Given request —
Each line containing the word "screenshot" must be reported.

####################

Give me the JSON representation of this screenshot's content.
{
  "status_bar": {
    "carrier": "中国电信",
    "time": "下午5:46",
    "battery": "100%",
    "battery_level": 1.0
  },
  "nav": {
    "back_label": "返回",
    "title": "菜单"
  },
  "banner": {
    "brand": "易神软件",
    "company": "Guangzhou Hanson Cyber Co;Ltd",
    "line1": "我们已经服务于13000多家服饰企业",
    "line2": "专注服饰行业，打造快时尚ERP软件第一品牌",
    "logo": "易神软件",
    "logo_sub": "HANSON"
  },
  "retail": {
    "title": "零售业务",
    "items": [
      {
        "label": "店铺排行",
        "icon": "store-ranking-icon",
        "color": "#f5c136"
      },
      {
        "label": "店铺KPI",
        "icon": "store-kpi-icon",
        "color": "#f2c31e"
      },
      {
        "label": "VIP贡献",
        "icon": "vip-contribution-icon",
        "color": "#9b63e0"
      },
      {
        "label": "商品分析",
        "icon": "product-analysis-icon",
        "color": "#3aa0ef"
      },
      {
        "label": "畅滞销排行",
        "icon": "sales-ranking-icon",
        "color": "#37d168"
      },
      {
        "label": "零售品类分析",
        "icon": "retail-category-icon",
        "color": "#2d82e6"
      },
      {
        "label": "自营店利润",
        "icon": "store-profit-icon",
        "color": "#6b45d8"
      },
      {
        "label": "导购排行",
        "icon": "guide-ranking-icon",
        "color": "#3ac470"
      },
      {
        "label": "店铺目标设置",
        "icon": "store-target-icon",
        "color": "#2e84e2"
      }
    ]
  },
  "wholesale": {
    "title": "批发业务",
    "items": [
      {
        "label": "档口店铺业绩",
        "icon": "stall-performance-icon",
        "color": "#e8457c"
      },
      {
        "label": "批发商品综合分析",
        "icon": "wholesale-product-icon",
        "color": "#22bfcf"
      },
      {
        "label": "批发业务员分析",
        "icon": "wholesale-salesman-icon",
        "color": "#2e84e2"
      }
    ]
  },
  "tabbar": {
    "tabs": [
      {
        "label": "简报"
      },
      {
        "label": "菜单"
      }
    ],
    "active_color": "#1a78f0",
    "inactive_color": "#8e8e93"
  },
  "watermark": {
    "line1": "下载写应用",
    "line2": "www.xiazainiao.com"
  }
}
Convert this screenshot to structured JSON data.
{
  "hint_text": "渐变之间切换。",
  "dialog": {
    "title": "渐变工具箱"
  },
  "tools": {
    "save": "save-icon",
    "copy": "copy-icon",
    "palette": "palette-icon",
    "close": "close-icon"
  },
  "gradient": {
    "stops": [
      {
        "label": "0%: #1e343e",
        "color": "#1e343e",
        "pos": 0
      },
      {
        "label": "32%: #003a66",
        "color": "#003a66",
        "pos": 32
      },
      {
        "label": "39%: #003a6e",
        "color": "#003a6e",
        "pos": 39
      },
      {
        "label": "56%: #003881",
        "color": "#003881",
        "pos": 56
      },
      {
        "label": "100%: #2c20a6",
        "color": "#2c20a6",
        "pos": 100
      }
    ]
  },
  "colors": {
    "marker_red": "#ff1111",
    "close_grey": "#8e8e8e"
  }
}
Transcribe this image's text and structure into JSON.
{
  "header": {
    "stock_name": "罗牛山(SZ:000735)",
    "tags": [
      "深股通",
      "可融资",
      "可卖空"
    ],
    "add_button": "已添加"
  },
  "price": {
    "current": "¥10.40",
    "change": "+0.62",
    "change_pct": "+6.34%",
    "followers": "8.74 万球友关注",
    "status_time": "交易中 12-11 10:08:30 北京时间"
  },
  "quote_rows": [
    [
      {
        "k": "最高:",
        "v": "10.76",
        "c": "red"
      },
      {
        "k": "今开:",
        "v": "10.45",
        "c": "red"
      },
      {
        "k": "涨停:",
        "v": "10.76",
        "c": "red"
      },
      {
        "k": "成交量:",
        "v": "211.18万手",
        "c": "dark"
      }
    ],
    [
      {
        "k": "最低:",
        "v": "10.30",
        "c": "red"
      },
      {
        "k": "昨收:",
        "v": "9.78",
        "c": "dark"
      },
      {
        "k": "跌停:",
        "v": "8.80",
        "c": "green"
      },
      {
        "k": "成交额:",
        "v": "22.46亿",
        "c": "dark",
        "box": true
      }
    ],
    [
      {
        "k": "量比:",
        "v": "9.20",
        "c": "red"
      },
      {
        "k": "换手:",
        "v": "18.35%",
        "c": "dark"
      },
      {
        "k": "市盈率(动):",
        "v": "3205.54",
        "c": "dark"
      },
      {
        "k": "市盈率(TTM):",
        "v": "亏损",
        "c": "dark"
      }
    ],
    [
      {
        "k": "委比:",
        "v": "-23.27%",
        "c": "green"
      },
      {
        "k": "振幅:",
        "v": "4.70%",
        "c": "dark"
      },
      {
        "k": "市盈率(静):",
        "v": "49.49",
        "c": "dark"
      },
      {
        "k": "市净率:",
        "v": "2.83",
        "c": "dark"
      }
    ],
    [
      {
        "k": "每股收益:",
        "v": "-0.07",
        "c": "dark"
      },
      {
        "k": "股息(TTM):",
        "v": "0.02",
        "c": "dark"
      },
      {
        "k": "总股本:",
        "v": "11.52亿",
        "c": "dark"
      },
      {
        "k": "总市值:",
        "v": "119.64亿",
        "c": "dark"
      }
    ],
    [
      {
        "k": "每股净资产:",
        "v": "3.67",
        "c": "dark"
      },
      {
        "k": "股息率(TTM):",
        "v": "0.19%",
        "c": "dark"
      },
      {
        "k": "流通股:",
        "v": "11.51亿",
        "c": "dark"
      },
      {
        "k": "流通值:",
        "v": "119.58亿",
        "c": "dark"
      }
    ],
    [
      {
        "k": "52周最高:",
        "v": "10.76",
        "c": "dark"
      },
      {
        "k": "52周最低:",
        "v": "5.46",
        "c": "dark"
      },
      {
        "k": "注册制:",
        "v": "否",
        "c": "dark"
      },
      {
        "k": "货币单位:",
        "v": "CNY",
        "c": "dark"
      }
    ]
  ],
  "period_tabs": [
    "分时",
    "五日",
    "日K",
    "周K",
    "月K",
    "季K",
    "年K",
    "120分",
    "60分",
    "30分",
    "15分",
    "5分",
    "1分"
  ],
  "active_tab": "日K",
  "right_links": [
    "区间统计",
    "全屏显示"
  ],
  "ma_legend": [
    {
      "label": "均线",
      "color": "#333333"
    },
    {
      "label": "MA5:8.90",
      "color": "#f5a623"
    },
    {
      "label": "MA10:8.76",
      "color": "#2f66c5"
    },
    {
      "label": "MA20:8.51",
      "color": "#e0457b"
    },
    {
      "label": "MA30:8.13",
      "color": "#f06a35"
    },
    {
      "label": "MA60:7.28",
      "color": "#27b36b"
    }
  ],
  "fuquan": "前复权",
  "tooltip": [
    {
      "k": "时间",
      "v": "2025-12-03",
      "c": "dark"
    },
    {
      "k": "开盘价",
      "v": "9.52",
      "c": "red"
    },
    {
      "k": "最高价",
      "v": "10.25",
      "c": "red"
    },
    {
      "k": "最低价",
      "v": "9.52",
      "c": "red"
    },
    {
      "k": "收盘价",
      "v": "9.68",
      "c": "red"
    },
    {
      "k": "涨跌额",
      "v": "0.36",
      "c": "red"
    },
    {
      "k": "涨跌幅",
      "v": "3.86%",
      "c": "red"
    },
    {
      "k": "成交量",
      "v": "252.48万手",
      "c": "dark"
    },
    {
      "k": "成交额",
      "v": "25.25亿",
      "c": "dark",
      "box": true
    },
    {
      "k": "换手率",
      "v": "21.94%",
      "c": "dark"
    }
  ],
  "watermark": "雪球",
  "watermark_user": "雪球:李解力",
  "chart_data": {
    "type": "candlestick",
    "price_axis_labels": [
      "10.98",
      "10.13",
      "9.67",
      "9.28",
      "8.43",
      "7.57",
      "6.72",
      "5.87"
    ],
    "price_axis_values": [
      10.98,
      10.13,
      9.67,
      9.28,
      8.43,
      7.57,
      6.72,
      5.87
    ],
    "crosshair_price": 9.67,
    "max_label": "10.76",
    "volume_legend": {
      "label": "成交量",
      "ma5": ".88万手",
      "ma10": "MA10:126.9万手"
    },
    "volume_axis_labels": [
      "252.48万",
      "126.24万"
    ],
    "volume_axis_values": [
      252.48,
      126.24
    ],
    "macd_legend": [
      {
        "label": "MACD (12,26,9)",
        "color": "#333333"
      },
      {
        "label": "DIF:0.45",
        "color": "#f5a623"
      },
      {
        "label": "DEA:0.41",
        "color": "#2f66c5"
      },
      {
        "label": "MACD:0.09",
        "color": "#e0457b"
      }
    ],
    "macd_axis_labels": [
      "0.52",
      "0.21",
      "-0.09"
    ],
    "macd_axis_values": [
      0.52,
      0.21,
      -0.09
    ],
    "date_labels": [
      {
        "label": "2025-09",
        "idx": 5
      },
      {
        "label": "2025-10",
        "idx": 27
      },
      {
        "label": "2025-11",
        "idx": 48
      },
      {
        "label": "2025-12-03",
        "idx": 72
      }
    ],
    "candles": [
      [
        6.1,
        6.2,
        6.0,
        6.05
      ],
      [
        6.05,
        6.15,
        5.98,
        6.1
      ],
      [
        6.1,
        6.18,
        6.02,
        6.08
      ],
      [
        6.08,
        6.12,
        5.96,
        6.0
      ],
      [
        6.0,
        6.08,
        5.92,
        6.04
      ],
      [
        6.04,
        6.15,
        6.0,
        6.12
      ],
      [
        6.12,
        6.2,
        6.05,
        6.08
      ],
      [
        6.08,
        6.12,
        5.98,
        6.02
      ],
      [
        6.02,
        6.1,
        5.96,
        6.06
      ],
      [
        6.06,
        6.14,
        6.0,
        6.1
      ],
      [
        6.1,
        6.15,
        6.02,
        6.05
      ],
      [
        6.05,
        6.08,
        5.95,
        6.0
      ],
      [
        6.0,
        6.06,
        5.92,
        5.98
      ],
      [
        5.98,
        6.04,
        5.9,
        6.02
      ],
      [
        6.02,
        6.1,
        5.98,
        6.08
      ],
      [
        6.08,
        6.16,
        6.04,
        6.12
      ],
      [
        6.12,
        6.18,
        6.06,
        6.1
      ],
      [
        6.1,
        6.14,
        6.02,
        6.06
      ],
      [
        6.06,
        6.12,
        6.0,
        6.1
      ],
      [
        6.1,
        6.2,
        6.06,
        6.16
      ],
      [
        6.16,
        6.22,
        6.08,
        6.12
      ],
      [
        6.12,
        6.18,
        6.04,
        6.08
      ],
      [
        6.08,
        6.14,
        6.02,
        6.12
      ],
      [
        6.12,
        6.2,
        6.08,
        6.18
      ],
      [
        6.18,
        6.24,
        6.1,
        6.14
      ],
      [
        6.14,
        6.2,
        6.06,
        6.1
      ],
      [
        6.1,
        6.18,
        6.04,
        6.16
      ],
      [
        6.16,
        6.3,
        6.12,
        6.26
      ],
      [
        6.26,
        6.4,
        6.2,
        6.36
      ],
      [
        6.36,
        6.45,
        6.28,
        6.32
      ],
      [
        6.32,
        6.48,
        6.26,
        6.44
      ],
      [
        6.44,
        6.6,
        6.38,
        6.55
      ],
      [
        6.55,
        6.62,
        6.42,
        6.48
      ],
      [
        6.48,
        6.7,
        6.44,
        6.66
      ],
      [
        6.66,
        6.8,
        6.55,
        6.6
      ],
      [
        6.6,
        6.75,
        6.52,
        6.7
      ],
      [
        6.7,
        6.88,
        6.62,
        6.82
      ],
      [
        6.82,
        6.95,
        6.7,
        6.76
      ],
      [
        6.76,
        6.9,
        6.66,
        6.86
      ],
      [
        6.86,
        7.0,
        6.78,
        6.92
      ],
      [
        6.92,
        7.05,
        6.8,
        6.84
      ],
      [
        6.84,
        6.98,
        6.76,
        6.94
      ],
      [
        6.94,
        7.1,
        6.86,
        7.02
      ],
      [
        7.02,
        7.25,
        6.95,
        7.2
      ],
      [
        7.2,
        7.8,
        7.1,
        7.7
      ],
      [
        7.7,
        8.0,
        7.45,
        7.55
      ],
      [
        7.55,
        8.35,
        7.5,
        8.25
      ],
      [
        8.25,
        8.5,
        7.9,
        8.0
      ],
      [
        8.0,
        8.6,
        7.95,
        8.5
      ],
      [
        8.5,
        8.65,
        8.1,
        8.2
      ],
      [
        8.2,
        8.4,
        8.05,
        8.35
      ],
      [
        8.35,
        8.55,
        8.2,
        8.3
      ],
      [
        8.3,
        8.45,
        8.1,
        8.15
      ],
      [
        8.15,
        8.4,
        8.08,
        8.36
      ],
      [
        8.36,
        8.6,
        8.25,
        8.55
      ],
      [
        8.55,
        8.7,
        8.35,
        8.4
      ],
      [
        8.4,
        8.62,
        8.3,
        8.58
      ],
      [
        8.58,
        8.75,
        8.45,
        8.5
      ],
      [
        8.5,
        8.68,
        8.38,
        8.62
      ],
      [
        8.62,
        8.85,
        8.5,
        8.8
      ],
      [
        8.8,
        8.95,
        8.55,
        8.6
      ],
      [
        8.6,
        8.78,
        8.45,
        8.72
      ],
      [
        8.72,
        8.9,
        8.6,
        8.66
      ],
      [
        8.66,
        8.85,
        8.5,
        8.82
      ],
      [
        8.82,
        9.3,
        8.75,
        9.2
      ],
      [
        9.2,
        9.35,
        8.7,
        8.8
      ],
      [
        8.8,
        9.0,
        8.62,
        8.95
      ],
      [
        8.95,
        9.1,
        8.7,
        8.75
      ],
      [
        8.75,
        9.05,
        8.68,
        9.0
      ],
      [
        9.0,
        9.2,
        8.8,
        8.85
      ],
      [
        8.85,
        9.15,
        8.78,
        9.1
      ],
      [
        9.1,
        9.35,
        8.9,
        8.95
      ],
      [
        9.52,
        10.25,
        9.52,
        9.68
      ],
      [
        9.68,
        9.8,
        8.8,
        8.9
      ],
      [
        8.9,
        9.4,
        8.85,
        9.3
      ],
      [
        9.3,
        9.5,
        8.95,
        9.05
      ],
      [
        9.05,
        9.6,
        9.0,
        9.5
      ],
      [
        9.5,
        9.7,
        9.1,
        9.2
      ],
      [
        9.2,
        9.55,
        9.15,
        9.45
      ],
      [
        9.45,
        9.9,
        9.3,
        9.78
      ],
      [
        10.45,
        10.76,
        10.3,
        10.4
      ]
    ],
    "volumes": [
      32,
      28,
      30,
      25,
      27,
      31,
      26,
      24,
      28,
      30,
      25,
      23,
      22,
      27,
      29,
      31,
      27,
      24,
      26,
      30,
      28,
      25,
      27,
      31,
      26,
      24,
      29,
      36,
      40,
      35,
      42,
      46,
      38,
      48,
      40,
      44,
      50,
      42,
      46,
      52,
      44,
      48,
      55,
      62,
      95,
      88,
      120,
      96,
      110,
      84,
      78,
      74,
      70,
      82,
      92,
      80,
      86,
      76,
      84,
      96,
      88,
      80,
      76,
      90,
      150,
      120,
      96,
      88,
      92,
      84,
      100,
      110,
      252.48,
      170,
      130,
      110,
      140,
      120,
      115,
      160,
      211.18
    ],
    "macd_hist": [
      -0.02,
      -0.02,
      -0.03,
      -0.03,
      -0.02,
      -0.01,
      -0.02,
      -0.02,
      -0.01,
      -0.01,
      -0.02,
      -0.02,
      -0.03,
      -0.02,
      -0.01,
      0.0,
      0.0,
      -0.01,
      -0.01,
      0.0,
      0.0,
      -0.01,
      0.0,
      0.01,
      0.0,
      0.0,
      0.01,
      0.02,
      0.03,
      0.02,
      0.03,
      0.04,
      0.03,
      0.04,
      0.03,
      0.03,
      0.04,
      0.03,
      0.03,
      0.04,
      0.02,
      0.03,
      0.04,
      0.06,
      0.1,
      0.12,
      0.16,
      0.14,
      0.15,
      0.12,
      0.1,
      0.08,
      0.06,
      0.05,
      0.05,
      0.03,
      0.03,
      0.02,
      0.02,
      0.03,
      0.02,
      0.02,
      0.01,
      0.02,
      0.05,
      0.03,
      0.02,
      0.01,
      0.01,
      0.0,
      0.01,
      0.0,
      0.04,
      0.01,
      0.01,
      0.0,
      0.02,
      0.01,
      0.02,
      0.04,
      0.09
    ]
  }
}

####################

Task response —
Give me the JSON representation of this screenshot's content.
Convert this screenshot to structured JSON data.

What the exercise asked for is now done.